_Data lines:_
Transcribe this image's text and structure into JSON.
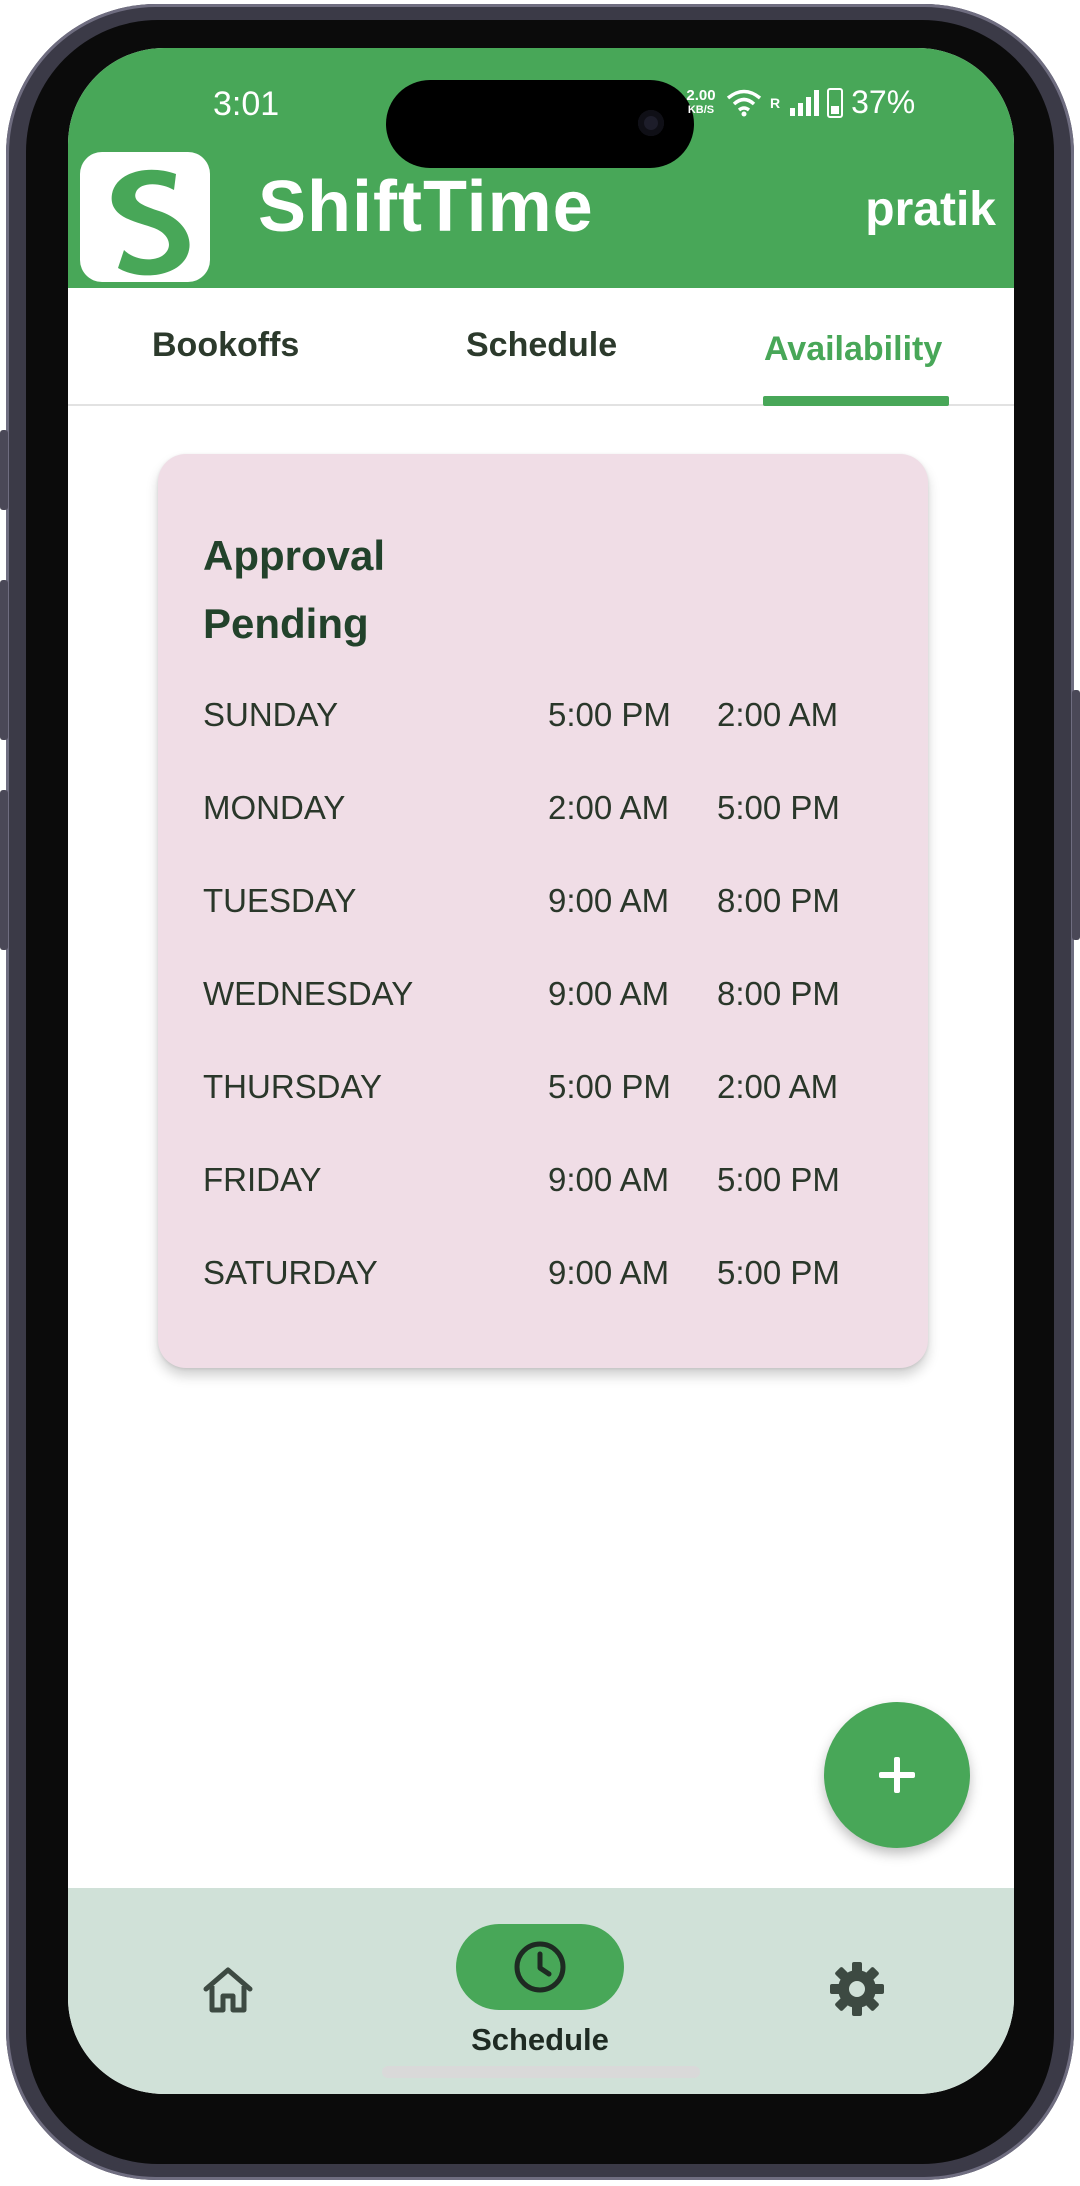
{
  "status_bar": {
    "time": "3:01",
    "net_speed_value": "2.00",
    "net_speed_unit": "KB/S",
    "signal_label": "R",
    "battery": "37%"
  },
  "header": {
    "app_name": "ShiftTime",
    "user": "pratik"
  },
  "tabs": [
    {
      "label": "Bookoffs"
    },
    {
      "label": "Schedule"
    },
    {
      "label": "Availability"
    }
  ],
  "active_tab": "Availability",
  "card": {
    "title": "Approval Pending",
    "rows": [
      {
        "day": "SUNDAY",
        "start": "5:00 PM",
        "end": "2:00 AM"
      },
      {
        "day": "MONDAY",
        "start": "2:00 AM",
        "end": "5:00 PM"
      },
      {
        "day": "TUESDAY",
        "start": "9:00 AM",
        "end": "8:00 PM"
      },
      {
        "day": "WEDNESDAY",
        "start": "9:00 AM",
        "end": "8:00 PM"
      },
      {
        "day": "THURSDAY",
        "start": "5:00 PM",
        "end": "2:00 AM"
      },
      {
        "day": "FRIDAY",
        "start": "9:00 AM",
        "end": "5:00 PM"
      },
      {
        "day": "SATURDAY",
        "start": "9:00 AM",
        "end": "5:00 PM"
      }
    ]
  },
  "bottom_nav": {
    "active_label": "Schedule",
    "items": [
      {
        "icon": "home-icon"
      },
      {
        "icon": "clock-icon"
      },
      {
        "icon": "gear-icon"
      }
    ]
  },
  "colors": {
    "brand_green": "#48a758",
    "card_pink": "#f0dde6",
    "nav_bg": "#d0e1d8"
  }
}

--

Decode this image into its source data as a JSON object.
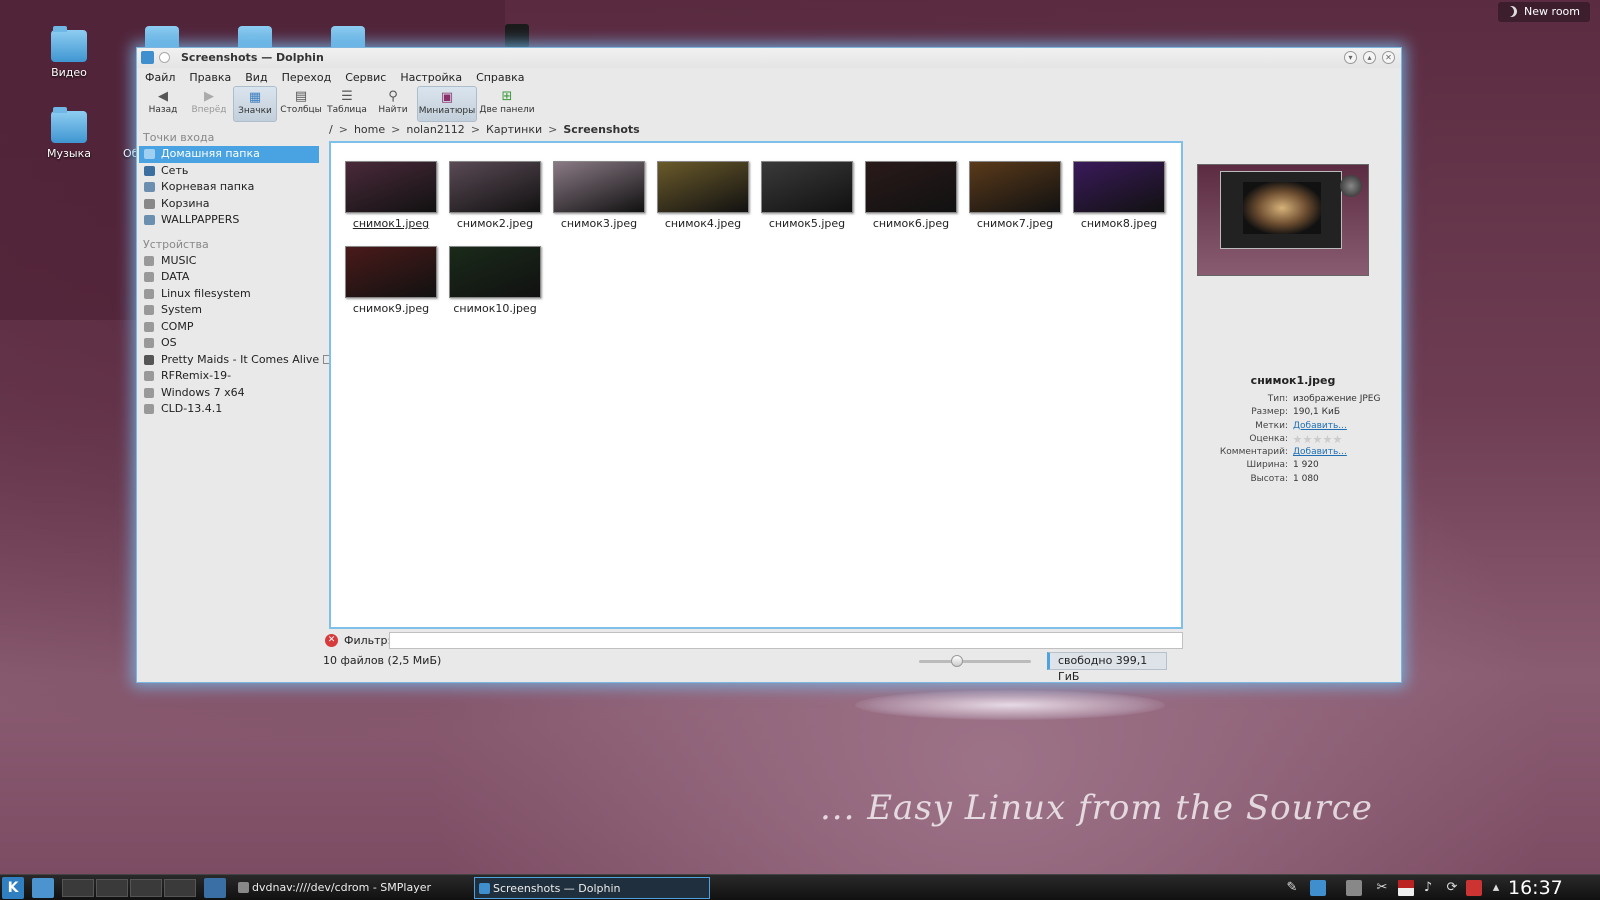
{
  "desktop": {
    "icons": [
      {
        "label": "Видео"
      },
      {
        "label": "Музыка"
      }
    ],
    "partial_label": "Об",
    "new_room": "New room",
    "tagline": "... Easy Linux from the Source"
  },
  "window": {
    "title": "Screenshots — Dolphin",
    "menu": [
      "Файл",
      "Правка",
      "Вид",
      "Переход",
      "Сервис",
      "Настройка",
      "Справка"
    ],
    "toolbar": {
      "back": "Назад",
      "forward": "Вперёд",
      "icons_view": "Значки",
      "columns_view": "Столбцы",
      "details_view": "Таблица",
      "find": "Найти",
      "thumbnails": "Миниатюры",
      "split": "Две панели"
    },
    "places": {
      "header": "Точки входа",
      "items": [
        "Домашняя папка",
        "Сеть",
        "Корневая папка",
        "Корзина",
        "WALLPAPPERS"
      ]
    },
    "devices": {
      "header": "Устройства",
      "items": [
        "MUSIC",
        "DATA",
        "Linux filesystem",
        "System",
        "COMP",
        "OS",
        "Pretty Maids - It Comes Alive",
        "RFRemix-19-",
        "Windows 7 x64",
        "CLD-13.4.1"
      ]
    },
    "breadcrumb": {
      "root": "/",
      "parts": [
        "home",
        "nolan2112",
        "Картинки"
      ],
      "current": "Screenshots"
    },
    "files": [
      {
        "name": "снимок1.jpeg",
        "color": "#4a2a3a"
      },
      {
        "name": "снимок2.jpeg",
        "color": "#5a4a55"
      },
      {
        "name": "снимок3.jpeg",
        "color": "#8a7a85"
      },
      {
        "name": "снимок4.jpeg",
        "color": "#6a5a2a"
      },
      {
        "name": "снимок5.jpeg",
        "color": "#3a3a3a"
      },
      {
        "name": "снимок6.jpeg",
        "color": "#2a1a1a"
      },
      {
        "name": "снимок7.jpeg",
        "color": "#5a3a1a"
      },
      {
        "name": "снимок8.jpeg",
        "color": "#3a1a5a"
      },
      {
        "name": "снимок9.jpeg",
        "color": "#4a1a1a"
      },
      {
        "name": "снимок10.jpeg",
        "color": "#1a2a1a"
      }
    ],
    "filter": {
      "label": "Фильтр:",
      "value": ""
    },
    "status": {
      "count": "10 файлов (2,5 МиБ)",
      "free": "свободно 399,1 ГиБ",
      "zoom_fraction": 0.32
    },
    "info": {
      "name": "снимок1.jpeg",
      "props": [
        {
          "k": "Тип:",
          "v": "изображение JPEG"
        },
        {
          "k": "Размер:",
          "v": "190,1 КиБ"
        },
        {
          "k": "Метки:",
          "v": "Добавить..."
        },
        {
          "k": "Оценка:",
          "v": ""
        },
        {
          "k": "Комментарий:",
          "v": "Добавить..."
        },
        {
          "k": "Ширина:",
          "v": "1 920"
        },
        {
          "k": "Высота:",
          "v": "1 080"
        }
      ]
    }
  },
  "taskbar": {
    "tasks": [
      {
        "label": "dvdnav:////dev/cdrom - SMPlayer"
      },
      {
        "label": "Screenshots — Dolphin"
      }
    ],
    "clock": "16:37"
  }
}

_Problem description:_ Select every line of the material above holding the word "this" and copy it.

_Complete response:_
Transcribe this image's text and structure into JSON.
Decode this image into its source data as a JSON object.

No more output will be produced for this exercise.